Send back all the data below, exactly as given.

Source records
..........
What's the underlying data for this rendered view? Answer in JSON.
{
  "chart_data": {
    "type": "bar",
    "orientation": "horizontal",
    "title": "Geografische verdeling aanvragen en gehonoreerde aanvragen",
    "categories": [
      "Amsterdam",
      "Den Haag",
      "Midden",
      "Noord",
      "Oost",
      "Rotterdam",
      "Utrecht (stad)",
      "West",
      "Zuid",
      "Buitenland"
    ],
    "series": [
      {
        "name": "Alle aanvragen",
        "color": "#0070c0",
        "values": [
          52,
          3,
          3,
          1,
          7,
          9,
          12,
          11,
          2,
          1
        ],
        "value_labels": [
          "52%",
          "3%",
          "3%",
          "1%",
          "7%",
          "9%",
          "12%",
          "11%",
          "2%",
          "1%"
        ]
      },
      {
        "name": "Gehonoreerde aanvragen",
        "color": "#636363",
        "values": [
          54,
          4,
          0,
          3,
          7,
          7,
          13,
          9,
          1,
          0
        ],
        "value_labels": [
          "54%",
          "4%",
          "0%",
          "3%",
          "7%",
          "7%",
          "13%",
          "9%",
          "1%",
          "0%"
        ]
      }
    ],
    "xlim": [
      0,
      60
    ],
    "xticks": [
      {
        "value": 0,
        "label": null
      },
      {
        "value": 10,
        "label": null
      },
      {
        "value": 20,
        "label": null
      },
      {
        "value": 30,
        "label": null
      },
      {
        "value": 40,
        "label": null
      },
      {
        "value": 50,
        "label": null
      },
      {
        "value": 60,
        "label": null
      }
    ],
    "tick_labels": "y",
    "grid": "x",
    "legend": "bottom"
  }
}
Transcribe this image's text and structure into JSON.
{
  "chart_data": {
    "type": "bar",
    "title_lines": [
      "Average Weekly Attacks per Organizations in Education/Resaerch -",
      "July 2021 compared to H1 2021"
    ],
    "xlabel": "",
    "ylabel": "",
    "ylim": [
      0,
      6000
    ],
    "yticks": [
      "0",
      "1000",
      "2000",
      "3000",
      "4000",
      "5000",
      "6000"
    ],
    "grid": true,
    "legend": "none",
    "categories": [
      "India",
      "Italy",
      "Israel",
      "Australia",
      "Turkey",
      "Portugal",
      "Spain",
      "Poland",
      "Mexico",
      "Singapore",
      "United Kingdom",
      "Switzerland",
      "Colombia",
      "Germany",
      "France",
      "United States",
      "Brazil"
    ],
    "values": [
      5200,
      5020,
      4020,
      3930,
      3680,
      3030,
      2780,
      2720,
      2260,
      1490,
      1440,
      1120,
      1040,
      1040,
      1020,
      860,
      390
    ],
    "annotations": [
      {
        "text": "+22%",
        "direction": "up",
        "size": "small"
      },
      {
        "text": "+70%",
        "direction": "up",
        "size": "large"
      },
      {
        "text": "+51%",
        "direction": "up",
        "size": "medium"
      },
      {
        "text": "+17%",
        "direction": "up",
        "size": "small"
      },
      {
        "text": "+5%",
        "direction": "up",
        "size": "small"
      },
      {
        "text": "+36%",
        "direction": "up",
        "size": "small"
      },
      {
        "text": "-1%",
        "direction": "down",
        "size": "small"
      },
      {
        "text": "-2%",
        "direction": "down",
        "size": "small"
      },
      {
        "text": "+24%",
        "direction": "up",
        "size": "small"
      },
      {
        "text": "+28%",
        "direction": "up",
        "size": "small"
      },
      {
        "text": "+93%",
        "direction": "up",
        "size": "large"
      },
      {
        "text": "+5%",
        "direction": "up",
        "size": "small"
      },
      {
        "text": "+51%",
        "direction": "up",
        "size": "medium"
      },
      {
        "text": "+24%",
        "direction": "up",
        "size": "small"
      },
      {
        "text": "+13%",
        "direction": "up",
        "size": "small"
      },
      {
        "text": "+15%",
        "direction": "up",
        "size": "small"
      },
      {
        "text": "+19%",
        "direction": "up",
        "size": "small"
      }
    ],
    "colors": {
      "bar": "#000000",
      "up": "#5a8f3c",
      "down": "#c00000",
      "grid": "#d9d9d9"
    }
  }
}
..........
- _Right answer_
What's the underlying data for this rendered view? Answer in JSON.
{
  "chart_data": {
    "type": "bar",
    "orientation": "horizontal",
    "title": "Geografische verdeling aanvragen en gehonoreerde aanvragen",
    "categories": [
      "Amsterdam",
      "Den Haag",
      "Midden",
      "Noord",
      "Oost",
      "Rotterdam",
      "Utrecht (stad)",
      "West",
      "Zuid",
      "Buitenland"
    ],
    "series": [
      {
        "name": "Alle aanvragen",
        "color": "#0070c0",
        "values": [
          52,
          3,
          3,
          1,
          7,
          9,
          12,
          11,
          2,
          1
        ],
        "value_labels": [
          "52%",
          "3%",
          "3%",
          "1%",
          "7%",
          "9%",
          "12%",
          "11%",
          "2%",
          "1%"
        ]
      },
      {
        "name": "Gehonoreerde aanvragen",
        "color": "#636363",
        "values": [
          54,
          4,
          0,
          3,
          7,
          7,
          13,
          9,
          1,
          0
        ],
        "value_labels": [
          "54%",
          "4%",
          "0%",
          "3%",
          "7%",
          "7%",
          "13%",
          "9%",
          "1%",
          "0%"
        ]
      }
    ],
    "xlim": [
      0,
      60
    ],
    "xticks": [
      {
        "value": 0,
        "label": null
      },
      {
        "value": 10,
        "label": null
      },
      {
        "value": 20,
        "label": null
      },
      {
        "value": 30,
        "label": null
      },
      {
        "value": 40,
        "label": null
      },
      {
        "value": 50,
        "label": null
      },
      {
        "value": 60,
        "label": null
      }
    ],
    "tick_labels": "y",
    "grid": "x",
    "legend": "bottom"
  }
}
Transcribe this image's text and structure into JSON.
{
  "chart_data": {
    "type": "bar",
    "title_lines": [
      "Average Weekly Attacks per Organizations in Education/Resaerch -",
      "July 2021 compared to H1 2021"
    ],
    "xlabel": "",
    "ylabel": "",
    "ylim": [
      0,
      6000
    ],
    "yticks": [
      "0",
      "1000",
      "2000",
      "3000",
      "4000",
      "5000",
      "6000"
    ],
    "grid": true,
    "legend": "none",
    "categories": [
      "India",
      "Italy",
      "Israel",
      "Australia",
      "Turkey",
      "Portugal",
      "Spain",
      "Poland",
      "Mexico",
      "Singapore",
      "United Kingdom",
      "Switzerland",
      "Colombia",
      "Germany",
      "France",
      "United States",
      "Brazil"
    ],
    "values": [
      5200,
      5020,
      4020,
      3930,
      3680,
      3030,
      2780,
      2720,
      2260,
      1490,
      1440,
      1120,
      1040,
      1040,
      1020,
      860,
      390
    ],
    "annotations": [
      {
        "text": "+22%",
        "direction": "up",
        "size": "small"
      },
      {
        "text": "+70%",
        "direction": "up",
        "size": "large"
      },
      {
        "text": "+51%",
        "direction": "up",
        "size": "medium"
      },
      {
        "text": "+17%",
        "direction": "up",
        "size": "small"
      },
      {
        "text": "+5%",
        "direction": "up",
        "size": "small"
      },
      {
        "text": "+36%",
        "direction": "up",
        "size": "small"
      },
      {
        "text": "-1%",
        "direction": "down",
        "size": "small"
      },
      {
        "text": "-2%",
        "direction": "down",
        "size": "small"
      },
      {
        "text": "+24%",
        "direction": "up",
        "size": "small"
      },
      {
        "text": "+28%",
        "direction": "up",
        "size": "small"
      },
      {
        "text": "+93%",
        "direction": "up",
        "size": "large"
      },
      {
        "text": "+5%",
        "direction": "up",
        "size": "small"
      },
      {
        "text": "+51%",
        "direction": "up",
        "size": "medium"
      },
      {
        "text": "+24%",
        "direction": "up",
        "size": "small"
      },
      {
        "text": "+13%",
        "direction": "up",
        "size": "small"
      },
      {
        "text": "+15%",
        "direction": "up",
        "size": "small"
      },
      {
        "text": "+19%",
        "direction": "up",
        "size": "small"
      }
    ],
    "colors": {
      "bar": "#000000",
      "up": "#5a8f3c",
      "down": "#c00000",
      "grid": "#d9d9d9"
    }
  }
}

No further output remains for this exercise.